-------- Dataset extract
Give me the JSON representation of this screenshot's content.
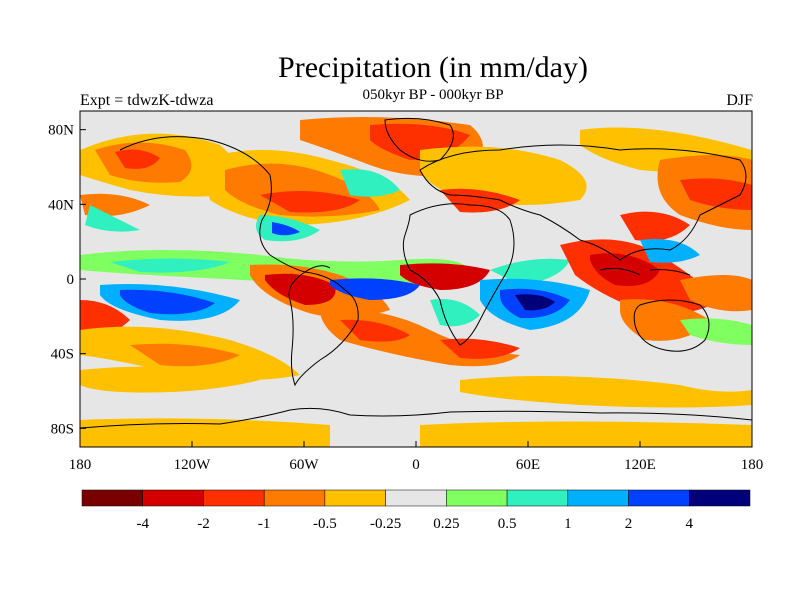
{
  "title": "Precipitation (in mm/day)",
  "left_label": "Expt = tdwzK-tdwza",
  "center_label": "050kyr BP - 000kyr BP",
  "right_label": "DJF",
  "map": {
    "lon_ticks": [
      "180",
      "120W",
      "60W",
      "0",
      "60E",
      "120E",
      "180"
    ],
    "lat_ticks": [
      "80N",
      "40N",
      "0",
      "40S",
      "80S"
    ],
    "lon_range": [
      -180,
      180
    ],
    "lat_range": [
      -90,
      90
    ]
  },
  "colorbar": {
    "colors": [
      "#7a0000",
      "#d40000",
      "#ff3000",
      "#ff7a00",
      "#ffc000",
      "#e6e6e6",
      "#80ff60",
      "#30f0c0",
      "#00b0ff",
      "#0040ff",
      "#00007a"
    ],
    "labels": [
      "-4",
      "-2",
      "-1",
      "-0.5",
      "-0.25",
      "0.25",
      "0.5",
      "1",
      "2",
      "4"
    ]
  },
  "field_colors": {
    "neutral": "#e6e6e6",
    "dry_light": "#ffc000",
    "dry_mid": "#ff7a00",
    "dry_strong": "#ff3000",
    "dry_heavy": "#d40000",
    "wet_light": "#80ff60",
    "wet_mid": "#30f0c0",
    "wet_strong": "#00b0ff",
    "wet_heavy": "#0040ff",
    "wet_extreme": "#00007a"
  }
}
----------------
> Aim
Excluding the pictures, restate the records above word for word.

> Output of the exercise
Give me the JSON representation of this screenshot's content.
{
  "title": "Precipitation (in mm/day)",
  "left_label": "Expt = tdwzK-tdwza",
  "center_label": "050kyr BP - 000kyr BP",
  "right_label": "DJF",
  "map": {
    "lon_ticks": [
      "180",
      "120W",
      "60W",
      "0",
      "60E",
      "120E",
      "180"
    ],
    "lat_ticks": [
      "80N",
      "40N",
      "0",
      "40S",
      "80S"
    ],
    "lon_range": [
      -180,
      180
    ],
    "lat_range": [
      -90,
      90
    ]
  },
  "colorbar": {
    "colors": [
      "#7a0000",
      "#d40000",
      "#ff3000",
      "#ff7a00",
      "#ffc000",
      "#e6e6e6",
      "#80ff60",
      "#30f0c0",
      "#00b0ff",
      "#0040ff",
      "#00007a"
    ],
    "labels": [
      "-4",
      "-2",
      "-1",
      "-0.5",
      "-0.25",
      "0.25",
      "0.5",
      "1",
      "2",
      "4"
    ]
  },
  "field_colors": {
    "neutral": "#e6e6e6",
    "dry_light": "#ffc000",
    "dry_mid": "#ff7a00",
    "dry_strong": "#ff3000",
    "dry_heavy": "#d40000",
    "wet_light": "#80ff60",
    "wet_mid": "#30f0c0",
    "wet_strong": "#00b0ff",
    "wet_heavy": "#0040ff",
    "wet_extreme": "#00007a"
  }
}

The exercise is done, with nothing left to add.